╭──

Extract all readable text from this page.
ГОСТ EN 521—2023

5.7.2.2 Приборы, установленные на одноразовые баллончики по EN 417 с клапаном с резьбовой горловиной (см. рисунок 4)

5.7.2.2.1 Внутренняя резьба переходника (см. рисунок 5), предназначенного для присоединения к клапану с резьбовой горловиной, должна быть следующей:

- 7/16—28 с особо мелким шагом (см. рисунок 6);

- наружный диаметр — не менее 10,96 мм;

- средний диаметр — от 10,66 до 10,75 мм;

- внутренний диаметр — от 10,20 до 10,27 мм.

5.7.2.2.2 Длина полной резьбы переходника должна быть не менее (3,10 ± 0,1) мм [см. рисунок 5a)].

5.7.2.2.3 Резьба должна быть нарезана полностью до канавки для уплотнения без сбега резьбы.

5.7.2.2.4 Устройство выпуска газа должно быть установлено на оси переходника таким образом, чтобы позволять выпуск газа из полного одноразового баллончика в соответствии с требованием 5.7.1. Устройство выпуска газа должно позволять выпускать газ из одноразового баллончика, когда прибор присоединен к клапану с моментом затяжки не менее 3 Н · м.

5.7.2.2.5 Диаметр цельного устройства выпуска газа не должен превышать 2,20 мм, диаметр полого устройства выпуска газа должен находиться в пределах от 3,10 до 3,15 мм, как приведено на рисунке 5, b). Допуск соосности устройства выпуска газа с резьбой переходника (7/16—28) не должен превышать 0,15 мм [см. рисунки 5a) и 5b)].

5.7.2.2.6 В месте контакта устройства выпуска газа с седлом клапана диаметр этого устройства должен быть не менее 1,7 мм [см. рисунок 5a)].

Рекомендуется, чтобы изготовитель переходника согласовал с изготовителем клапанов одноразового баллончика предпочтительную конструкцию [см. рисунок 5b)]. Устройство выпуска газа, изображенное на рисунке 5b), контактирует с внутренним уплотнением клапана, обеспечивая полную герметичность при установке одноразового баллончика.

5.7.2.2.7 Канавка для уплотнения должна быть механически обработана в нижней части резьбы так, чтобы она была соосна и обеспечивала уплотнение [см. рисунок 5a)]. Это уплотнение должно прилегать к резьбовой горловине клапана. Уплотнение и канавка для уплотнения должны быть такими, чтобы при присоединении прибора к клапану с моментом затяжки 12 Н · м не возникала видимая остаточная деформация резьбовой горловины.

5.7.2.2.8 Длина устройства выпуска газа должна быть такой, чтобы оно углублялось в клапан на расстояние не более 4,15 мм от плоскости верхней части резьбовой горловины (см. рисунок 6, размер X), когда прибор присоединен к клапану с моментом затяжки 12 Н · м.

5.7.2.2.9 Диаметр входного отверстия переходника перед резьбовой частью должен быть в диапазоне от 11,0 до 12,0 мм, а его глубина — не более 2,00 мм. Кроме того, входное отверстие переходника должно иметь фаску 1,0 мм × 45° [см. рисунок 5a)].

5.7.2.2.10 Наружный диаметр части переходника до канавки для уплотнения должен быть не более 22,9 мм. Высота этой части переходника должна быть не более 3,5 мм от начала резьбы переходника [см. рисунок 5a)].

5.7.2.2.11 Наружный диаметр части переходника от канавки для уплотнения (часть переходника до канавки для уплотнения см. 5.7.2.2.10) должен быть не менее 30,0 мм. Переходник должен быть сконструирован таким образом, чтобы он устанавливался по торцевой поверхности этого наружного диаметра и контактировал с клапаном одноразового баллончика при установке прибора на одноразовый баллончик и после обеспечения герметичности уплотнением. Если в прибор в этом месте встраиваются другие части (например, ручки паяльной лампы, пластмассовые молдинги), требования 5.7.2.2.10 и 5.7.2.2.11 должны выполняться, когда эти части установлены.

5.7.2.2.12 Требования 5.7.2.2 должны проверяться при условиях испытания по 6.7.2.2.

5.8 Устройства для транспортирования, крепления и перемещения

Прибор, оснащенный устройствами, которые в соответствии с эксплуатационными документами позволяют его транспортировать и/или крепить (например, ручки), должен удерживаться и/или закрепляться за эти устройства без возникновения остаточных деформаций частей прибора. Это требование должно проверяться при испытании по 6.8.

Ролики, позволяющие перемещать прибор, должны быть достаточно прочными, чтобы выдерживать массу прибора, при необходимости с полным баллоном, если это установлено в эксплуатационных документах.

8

╰──

> YOUR GOAL: Quote the material exactly, leaving nothing out.

> FULL RESPONSE:
Extract all readable text from this page.
ГОСТ EN 521—2023

5.7.2.2 Приборы, установленные на одноразовые баллончики по EN 417 с клапаном с резьбовой горловиной (см. рисунок 4)

5.7.2.2.1 Внутренняя резьба переходника (см. рисунок 5), предназначенного для присоединения к клапану с резьбовой горловиной, должна быть следующей:

- 7/16—28 с особо мелким шагом (см. рисунок 6);

- наружный диаметр — не менее 10,96 мм;

- средний диаметр — от 10,66 до 10,75 мм;

- внутренний диаметр — от 10,20 до 10,27 мм.

5.7.2.2.2 Длина полной резьбы переходника должна быть не менее (3,10 ± 0,1) мм [см. рисунок 5a)].

5.7.2.2.3 Резьба должна быть нарезана полностью до канавки для уплотнения без сбега резьбы.

5.7.2.2.4 Устройство выпуска газа должно быть установлено на оси переходника таким образом, чтобы позволять выпуск газа из полного одноразового баллончика в соответствии с требованием 5.7.1. Устройство выпуска газа должно позволять выпускать газ из одноразового баллончика, когда прибор присоединен к клапану с моментом затяжки не менее 3 Н · м.

5.7.2.2.5 Диаметр цельного устройства выпуска газа не должен превышать 2,20 мм, диаметр полого устройства выпуска газа должен находиться в пределах от 3,10 до 3,15 мм, как приведено на рисунке 5, b). Допуск соосности устройства выпуска газа с резьбой переходника (7/16—28) не должен превышать 0,15 мм [см. рисунки 5a) и 5b)].

5.7.2.2.6 В месте контакта устройства выпуска газа с седлом клапана диаметр этого устройства должен быть не менее 1,7 мм [см. рисунок 5a)].

Рекомендуется, чтобы изготовитель переходника согласовал с изготовителем клапанов одноразового баллончика предпочтительную конструкцию [см. рисунок 5b)]. Устройство выпуска газа, изображенное на рисунке 5b), контактирует с внутренним уплотнением клапана, обеспечивая полную герметичность при установке одноразового баллончика.

5.7.2.2.7 Канавка для уплотнения должна быть механически обработана в нижней части резьбы так, чтобы она была соосна и обеспечивала уплотнение [см. рисунок 5a)]. Это уплотнение должно прилегать к резьбовой горловине клапана. Уплотнение и канавка для уплотнения должны быть такими, чтобы при присоединении прибора к клапану с моментом затяжки 12 Н · м не возникала видимая остаточная деформация резьбовой горловины.

5.7.2.2.8 Длина устройства выпуска газа должна быть такой, чтобы оно углублялось в клапан на расстояние не более 4,15 мм от плоскости верхней части резьбовой горловины (см. рисунок 6, размер X), когда прибор присоединен к клапану с моментом затяжки 12 Н · м.

5.7.2.2.9 Диаметр входного отверстия переходника перед резьбовой частью должен быть в диапазоне от 11,0 до 12,0 мм, а его глубина — не более 2,00 мм. Кроме того, входное отверстие переходника должно иметь фаску 1,0 мм × 45° [см. рисунок 5a)].

5.7.2.2.10 Наружный диаметр части переходника до канавки для уплотнения должен быть не более 22,9 мм. Высота этой части переходника должна быть не более 3,5 мм от начала резьбы переходника [см. рисунок 5a)].

5.7.2.2.11 Наружный диаметр части переходника от канавки для уплотнения (часть переходника до канавки для уплотнения см. 5.7.2.2.10) должен быть не менее 30,0 мм. Переходник должен быть сконструирован таким образом, чтобы он устанавливался по торцевой поверхности этого наружного диаметра и контактировал с клапаном одноразового баллончика при установке прибора на одноразовый баллончик и после обеспечения герметичности уплотнением. Если в прибор в этом месте встраиваются другие части (например, ручки паяльной лампы, пластмассовые молдинги), требования 5.7.2.2.10 и 5.7.2.2.11 должны выполняться, когда эти части установлены.

5.7.2.2.12 Требования 5.7.2.2 должны проверяться при условиях испытания по 6.7.2.2.

5.8 Устройства для транспортирования, крепления и перемещения

Прибор, оснащенный устройствами, которые в соответствии с эксплуатационными документами позволяют его транспортировать и/или крепить (например, ручки), должен удерживаться и/или закрепляться за эти устройства без возникновения остаточных деформаций частей прибора. Это требование должно проверяться при испытании по 6.8.

Ролики, позволяющие перемещать прибор, должны быть достаточно прочными, чтобы выдерживать массу прибора, при необходимости с полным баллоном, если это установлено в эксплуатационных документах.

8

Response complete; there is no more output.